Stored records
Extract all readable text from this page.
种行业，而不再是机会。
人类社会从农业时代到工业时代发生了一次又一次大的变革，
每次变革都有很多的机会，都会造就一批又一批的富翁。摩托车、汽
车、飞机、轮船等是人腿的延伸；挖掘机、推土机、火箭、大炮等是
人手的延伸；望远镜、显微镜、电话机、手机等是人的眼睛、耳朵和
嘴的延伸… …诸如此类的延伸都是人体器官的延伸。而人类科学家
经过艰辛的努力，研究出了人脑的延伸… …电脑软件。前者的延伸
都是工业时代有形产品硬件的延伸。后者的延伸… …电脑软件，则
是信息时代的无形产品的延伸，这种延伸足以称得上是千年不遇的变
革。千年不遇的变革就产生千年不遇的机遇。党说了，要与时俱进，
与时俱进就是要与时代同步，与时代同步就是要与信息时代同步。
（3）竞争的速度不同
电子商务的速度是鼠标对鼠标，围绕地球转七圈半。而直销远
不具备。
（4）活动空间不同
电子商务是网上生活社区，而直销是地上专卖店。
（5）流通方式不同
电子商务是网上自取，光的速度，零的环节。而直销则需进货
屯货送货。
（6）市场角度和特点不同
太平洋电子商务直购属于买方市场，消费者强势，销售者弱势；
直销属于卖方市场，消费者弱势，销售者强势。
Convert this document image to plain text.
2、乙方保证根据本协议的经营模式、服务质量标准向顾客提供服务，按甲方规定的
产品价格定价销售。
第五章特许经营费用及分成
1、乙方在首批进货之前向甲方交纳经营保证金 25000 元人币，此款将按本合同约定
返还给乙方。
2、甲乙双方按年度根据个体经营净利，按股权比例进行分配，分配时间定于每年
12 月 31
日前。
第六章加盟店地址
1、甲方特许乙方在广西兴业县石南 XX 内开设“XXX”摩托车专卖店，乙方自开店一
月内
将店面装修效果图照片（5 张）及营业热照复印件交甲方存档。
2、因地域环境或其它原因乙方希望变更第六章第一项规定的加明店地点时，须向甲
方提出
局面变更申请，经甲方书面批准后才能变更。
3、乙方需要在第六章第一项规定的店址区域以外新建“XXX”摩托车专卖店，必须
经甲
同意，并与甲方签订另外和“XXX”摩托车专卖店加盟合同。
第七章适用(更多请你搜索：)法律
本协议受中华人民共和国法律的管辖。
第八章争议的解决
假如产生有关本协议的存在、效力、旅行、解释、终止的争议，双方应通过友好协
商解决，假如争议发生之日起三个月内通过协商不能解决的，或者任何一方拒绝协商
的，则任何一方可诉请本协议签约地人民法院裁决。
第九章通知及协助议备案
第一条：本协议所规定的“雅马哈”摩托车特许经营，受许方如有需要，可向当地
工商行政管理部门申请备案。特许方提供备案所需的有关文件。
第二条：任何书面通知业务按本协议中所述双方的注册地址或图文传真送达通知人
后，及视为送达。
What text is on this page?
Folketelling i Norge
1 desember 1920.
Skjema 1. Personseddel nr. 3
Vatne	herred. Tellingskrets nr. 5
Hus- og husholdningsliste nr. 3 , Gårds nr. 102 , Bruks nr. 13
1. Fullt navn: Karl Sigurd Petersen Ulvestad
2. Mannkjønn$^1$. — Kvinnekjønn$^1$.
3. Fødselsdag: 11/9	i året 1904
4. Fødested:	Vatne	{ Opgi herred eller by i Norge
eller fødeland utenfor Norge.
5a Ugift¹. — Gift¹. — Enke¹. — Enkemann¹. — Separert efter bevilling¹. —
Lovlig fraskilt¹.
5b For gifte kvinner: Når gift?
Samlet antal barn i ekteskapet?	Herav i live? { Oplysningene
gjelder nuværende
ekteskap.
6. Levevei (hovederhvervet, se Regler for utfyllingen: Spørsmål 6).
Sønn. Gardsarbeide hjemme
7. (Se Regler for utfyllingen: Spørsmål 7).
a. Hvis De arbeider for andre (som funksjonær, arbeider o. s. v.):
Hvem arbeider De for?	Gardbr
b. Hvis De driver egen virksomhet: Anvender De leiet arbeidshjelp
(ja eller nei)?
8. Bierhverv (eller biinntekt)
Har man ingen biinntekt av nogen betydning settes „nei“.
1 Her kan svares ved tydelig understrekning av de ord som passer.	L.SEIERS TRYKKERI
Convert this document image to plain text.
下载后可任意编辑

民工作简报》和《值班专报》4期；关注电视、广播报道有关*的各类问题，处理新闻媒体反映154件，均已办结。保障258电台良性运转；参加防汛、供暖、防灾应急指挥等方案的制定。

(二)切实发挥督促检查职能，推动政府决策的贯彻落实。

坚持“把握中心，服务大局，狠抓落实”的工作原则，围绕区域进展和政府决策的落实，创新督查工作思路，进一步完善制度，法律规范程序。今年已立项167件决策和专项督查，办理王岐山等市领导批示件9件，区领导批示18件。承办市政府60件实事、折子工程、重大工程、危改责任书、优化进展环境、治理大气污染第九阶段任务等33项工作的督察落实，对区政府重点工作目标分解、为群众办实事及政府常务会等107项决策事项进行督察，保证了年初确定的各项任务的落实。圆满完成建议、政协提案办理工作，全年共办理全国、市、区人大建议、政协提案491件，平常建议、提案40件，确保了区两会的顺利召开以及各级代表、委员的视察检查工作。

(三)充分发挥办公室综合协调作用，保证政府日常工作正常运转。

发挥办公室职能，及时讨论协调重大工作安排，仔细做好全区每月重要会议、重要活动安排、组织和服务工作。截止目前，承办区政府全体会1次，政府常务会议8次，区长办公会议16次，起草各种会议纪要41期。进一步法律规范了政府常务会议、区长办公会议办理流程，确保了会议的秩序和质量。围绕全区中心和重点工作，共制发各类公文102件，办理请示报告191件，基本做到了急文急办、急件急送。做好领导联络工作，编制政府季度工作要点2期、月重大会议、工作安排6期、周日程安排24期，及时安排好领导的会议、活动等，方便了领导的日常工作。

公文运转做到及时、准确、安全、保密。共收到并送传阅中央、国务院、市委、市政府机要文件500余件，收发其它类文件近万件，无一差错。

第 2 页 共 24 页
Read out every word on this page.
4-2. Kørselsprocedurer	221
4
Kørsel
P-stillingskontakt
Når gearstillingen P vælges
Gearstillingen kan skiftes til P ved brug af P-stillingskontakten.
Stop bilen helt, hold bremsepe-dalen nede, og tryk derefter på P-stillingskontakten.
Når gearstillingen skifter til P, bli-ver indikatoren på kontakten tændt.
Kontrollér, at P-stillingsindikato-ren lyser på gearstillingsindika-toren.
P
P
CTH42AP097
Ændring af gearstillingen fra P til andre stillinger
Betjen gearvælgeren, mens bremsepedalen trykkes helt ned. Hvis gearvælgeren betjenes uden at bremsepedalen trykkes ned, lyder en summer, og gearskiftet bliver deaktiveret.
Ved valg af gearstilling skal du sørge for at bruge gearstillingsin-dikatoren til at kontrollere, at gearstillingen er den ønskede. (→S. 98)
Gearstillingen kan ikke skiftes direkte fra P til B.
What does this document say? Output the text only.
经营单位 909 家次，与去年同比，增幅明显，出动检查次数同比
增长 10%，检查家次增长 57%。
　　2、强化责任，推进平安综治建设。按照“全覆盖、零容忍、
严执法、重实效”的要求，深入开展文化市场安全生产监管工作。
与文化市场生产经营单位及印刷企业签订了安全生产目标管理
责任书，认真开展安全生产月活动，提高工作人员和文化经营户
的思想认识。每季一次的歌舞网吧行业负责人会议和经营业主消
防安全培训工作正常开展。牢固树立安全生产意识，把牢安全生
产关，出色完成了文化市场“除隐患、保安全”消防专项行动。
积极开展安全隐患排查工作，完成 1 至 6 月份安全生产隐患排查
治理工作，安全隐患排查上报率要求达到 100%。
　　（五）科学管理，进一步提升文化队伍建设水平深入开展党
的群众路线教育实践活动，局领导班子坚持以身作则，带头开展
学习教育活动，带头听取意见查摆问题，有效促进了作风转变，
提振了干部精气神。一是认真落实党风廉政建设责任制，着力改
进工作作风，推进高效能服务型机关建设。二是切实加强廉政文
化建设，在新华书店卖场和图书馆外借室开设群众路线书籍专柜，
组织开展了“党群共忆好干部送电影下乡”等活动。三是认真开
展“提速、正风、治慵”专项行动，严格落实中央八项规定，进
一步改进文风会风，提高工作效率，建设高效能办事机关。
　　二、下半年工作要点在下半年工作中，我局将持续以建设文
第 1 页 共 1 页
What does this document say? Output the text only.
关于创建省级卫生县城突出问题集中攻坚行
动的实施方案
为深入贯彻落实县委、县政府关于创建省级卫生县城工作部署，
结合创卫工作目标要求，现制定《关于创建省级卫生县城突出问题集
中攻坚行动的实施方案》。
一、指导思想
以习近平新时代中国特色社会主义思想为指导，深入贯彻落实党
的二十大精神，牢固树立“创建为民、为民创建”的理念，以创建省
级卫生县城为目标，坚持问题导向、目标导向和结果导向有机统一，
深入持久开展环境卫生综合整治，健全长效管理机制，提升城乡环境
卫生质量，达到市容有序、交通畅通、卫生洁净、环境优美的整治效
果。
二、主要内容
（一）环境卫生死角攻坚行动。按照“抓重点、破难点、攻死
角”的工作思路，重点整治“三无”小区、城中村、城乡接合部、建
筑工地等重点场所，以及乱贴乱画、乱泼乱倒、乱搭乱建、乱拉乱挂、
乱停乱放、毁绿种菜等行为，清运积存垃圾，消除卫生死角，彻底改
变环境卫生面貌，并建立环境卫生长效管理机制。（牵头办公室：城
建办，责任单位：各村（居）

Task brief: From the material above, copy each line that includes the word "eller".

Complete answer:
4. Fødested:	Vatne	{ Opgi herred eller by i Norge
eller fødeland utenfor Norge.
(ja eller nei)?
8. Bierhverv (eller biinntekt)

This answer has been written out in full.